## Your task
Wherever the string "JSON" appears in the listing, copy that line.

## Dataset records

******

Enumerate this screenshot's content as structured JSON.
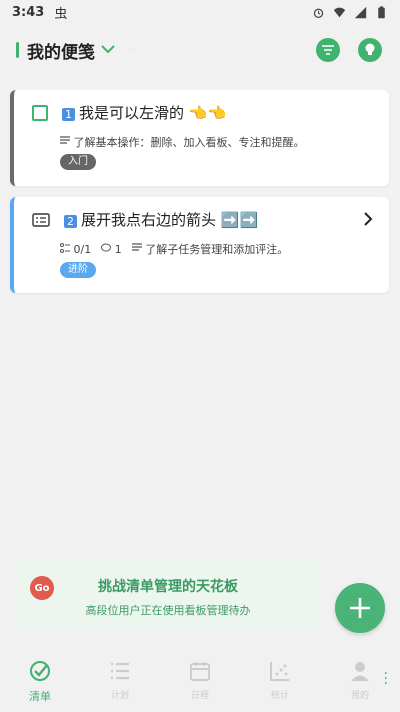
{
  "status": {
    "time": "3:43",
    "bug": "虫"
  },
  "header": {
    "title": "我的便笺"
  },
  "cards": [
    {
      "key": "1️⃣",
      "keycap_text": "1",
      "title": "我是可以左滑的",
      "hands": "👈👈",
      "meta": "了解基本操作：删除、加入看板、专注和提醒。",
      "tag": "入门"
    },
    {
      "keycap_text": "2",
      "title": "展开我点右边的箭头",
      "arrows": "➡️➡️",
      "subtasks": "0/1",
      "comments": "1",
      "meta": "了解子任务管理和添加评注。",
      "tag": "进阶"
    }
  ],
  "banner": {
    "badge": "Go",
    "title": "挑战清单管理的天花板",
    "subtitle": "高段位用户正在使用看板管理待办"
  },
  "nav": [
    {
      "label": "清单",
      "icon": "check-circle-icon",
      "active": true
    },
    {
      "label": "计划",
      "icon": "list-icon",
      "active": false
    },
    {
      "label": "日程",
      "icon": "calendar-icon",
      "active": false
    },
    {
      "label": "统计",
      "icon": "chart-icon",
      "active": false
    },
    {
      "label": "我的",
      "icon": "person-icon",
      "active": false
    }
  ],
  "colors": {
    "accent": "#3fb36f",
    "tag_beginner": "#666666",
    "tag_advanced": "#5aa8f0"
  }
}
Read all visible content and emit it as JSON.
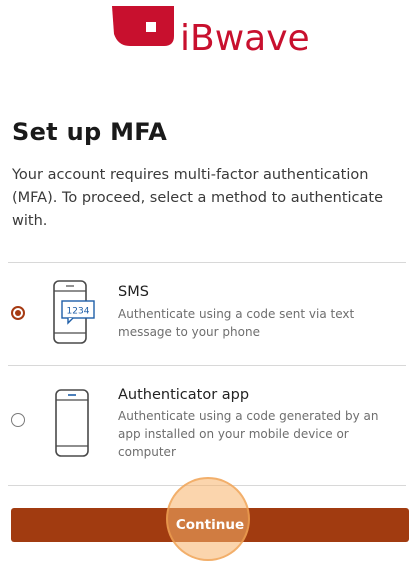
{
  "brand": {
    "name": "iBwave",
    "color": "#c8102e"
  },
  "heading": "Set up MFA",
  "intro": "Your account requires multi-factor authentication (MFA). To proceed, select a method to authenticate with.",
  "options": [
    {
      "title": "SMS",
      "description": "Authenticate using a code sent via text message to your phone",
      "icon": "phone-sms-icon",
      "icon_code": "1234",
      "selected": true
    },
    {
      "title": "Authenticator app",
      "description": "Authenticate using a code generated by an app installed on your mobile device or computer",
      "icon": "phone-app-icon",
      "selected": false
    }
  ],
  "continue_label": "Continue",
  "colors": {
    "accent": "#a13b10",
    "click_highlight": "#f8b269"
  }
}
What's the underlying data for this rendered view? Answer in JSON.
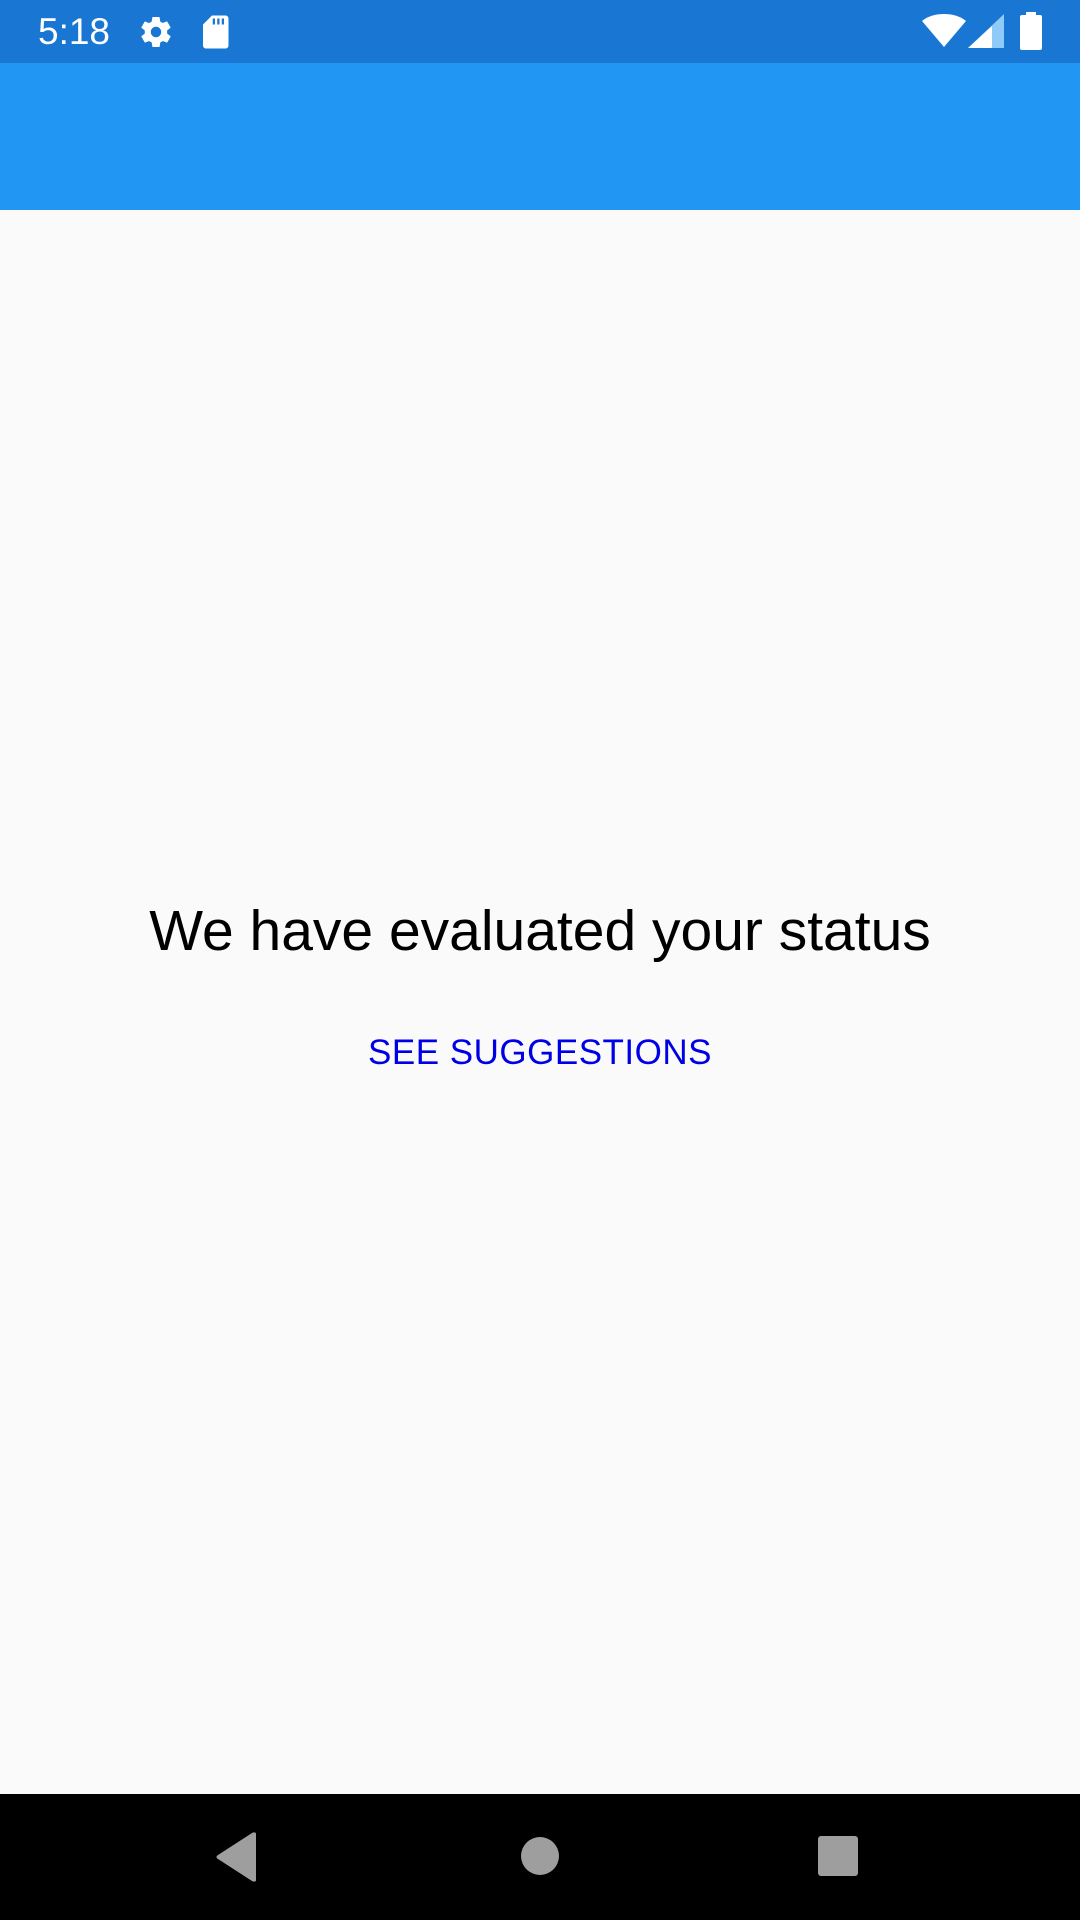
{
  "status_bar": {
    "time": "5:18",
    "icons": [
      "gear-icon",
      "sd-card-icon",
      "wifi-icon",
      "signal-icon",
      "battery-icon"
    ],
    "background": "#1976d2"
  },
  "app_bar": {
    "background": "#2196f3"
  },
  "main": {
    "headline": "We have evaluated your status",
    "suggestions_button": "SEE SUGGESTIONS",
    "button_color": "#0000e6"
  },
  "nav_bar": {
    "icons": [
      "back-icon",
      "home-icon",
      "recents-icon"
    ]
  }
}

******

## The answer
Enumerate this screenshot's content as structured JSON.
Read all visible content and emit it as JSON.
What's the underlying data for this rendered view? Answer in JSON.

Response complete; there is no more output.